### Entries provided

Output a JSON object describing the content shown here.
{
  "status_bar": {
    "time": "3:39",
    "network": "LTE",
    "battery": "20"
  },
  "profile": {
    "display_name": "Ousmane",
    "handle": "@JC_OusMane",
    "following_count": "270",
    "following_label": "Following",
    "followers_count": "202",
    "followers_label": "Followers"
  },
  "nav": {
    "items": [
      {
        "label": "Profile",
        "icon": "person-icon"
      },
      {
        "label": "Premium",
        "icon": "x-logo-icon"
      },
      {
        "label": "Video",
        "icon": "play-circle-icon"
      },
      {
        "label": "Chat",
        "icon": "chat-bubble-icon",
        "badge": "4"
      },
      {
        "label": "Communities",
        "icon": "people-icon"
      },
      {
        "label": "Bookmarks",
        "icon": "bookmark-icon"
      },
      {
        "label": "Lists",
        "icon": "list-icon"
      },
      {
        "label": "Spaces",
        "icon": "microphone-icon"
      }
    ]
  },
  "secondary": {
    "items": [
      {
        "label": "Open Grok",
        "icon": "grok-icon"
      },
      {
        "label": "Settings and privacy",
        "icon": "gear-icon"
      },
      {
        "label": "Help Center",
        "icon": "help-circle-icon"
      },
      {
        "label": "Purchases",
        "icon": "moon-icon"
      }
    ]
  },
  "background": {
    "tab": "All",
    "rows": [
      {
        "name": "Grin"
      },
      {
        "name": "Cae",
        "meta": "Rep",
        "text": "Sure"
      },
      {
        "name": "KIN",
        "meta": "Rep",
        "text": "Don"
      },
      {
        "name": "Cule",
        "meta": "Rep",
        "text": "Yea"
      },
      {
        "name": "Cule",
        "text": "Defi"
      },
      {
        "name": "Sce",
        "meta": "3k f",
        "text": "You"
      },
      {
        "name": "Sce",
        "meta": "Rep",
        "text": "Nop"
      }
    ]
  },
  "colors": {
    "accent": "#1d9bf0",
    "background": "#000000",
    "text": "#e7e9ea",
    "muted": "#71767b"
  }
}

### Exercise requirements
Would you reproduce all the entries exactly?

### Written answer
Output a JSON object describing the content shown here.
{
  "status_bar": {
    "time": "3:39",
    "network": "LTE",
    "battery": "20"
  },
  "profile": {
    "display_name": "Ousmane",
    "handle": "@JC_OusMane",
    "following_count": "270",
    "following_label": "Following",
    "followers_count": "202",
    "followers_label": "Followers"
  },
  "nav": {
    "items": [
      {
        "label": "Profile",
        "icon": "person-icon"
      },
      {
        "label": "Premium",
        "icon": "x-logo-icon"
      },
      {
        "label": "Video",
        "icon": "play-circle-icon"
      },
      {
        "label": "Chat",
        "icon": "chat-bubble-icon",
        "badge": "4"
      },
      {
        "label": "Communities",
        "icon": "people-icon"
      },
      {
        "label": "Bookmarks",
        "icon": "bookmark-icon"
      },
      {
        "label": "Lists",
        "icon": "list-icon"
      },
      {
        "label": "Spaces",
        "icon": "microphone-icon"
      }
    ]
  },
  "secondary": {
    "items": [
      {
        "label": "Open Grok",
        "icon": "grok-icon"
      },
      {
        "label": "Settings and privacy",
        "icon": "gear-icon"
      },
      {
        "label": "Help Center",
        "icon": "help-circle-icon"
      },
      {
        "label": "Purchases",
        "icon": "moon-icon"
      }
    ]
  },
  "background": {
    "tab": "All",
    "rows": [
      {
        "name": "Grin"
      },
      {
        "name": "Cae",
        "meta": "Rep",
        "text": "Sure"
      },
      {
        "name": "KIN",
        "meta": "Rep",
        "text": "Don"
      },
      {
        "name": "Cule",
        "meta": "Rep",
        "text": "Yea"
      },
      {
        "name": "Cule",
        "text": "Defi"
      },
      {
        "name": "Sce",
        "meta": "3k f",
        "text": "You"
      },
      {
        "name": "Sce",
        "meta": "Rep",
        "text": "Nop"
      }
    ]
  },
  "colors": {
    "accent": "#1d9bf0",
    "background": "#000000",
    "text": "#e7e9ea",
    "muted": "#71767b"
  }
}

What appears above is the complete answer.